## Aim of the task
Each entry below should be returned exactly as is, with the pictures removed.

## Excerpted records

______________________________

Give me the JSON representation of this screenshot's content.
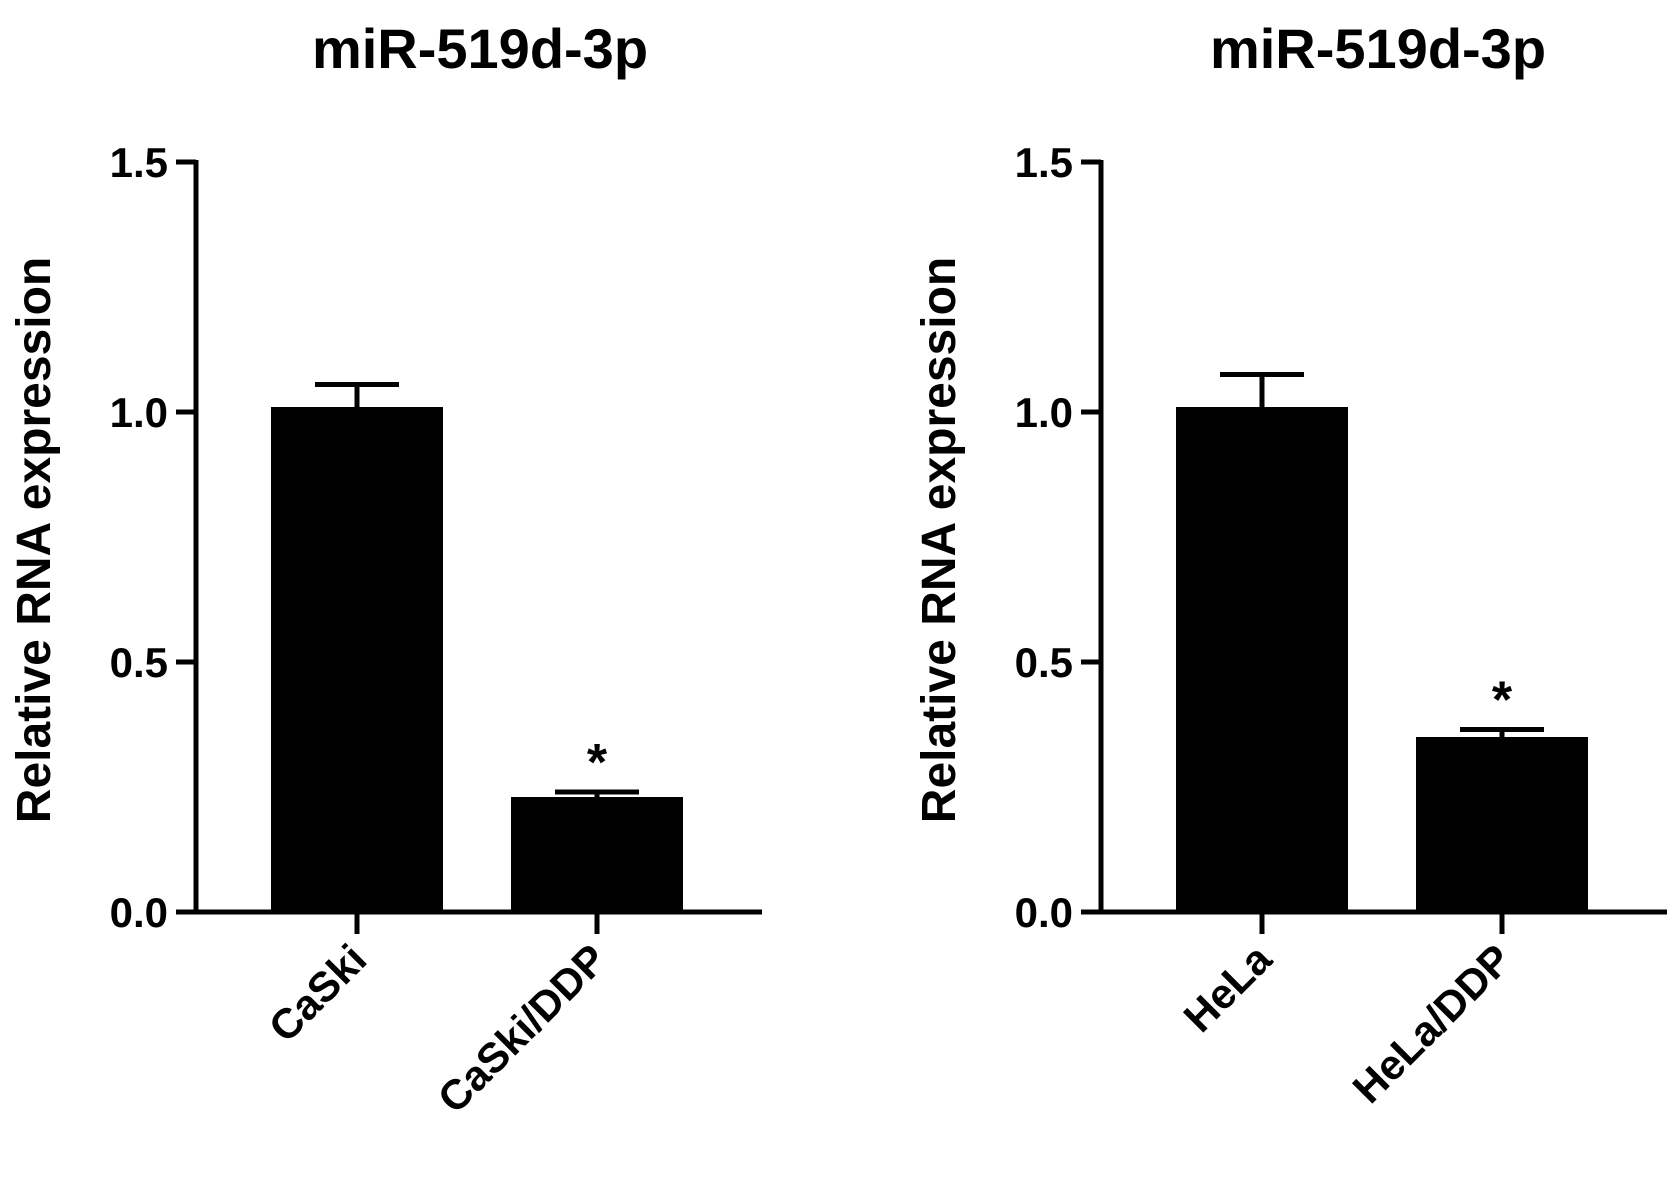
{
  "chart_data": [
    {
      "type": "bar",
      "title": "miR-519d-3p",
      "xlabel": "",
      "ylabel": "Relative RNA expression",
      "ylim": [
        0,
        1.5
      ],
      "yticks": [
        "0.0",
        "0.5",
        "1.0",
        "1.5"
      ],
      "categories": [
        "CaSki",
        "CaSki/DDP"
      ],
      "values": [
        1.01,
        0.23
      ],
      "errors": [
        0.045,
        0.01
      ],
      "annotations": [
        "",
        "*"
      ],
      "bar_color": "#000000",
      "grid": false,
      "legend": "none"
    },
    {
      "type": "bar",
      "title": "miR-519d-3p",
      "xlabel": "",
      "ylabel": "Relative RNA expression",
      "ylim": [
        0,
        1.5
      ],
      "yticks": [
        "0.0",
        "0.5",
        "1.0",
        "1.5"
      ],
      "categories": [
        "HeLa",
        "HeLa/DDP"
      ],
      "values": [
        1.01,
        0.35
      ],
      "errors": [
        0.065,
        0.015
      ],
      "annotations": [
        "",
        "*"
      ],
      "bar_color": "#000000",
      "grid": false,
      "legend": "none"
    }
  ]
}
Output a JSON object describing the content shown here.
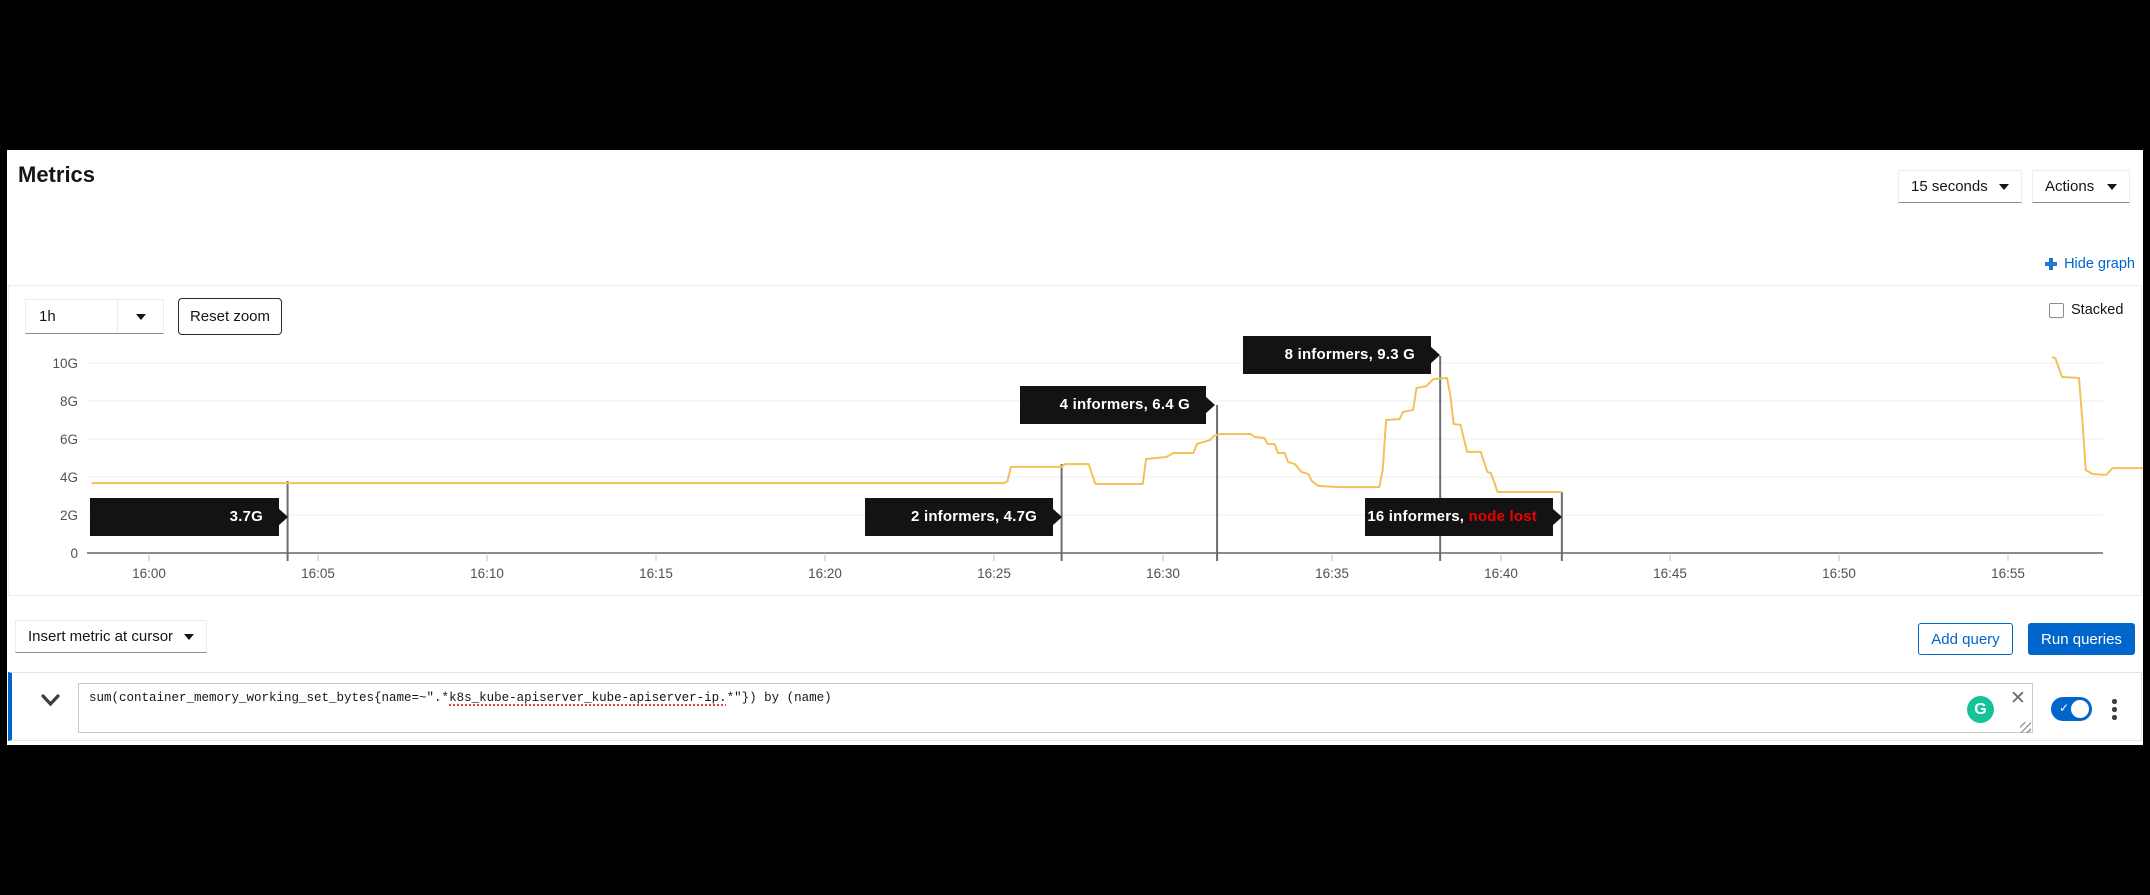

______________________________

## Finished answer
Give me the JSON representation of this screenshot's content.
{
  "chart_data": [
    {
      "type": "bar",
      "title": "miR-519d-3p",
      "xlabel": "",
      "ylabel": "Relative RNA expression",
      "ylim": [
        0,
        1.5
      ],
      "yticks": [
        "0.0",
        "0.5",
        "1.0",
        "1.5"
      ],
      "categories": [
        "CaSki",
        "CaSki/DDP"
      ],
      "values": [
        1.01,
        0.23
      ],
      "errors": [
        0.045,
        0.01
      ],
      "annotations": [
        "",
        "*"
      ],
      "bar_color": "#000000",
      "grid": false,
      "legend": "none"
    },
    {
      "type": "bar",
      "title": "miR-519d-3p",
      "xlabel": "",
      "ylabel": "Relative RNA expression",
      "ylim": [
        0,
        1.5
      ],
      "yticks": [
        "0.0",
        "0.5",
        "1.0",
        "1.5"
      ],
      "categories": [
        "HeLa",
        "HeLa/DDP"
      ],
      "values": [
        1.01,
        0.35
      ],
      "errors": [
        0.065,
        0.015
      ],
      "annotations": [
        "",
        "*"
      ],
      "bar_color": "#000000",
      "grid": false,
      "legend": "none"
    }
  ]
}
Output a JSON object describing the content shown here.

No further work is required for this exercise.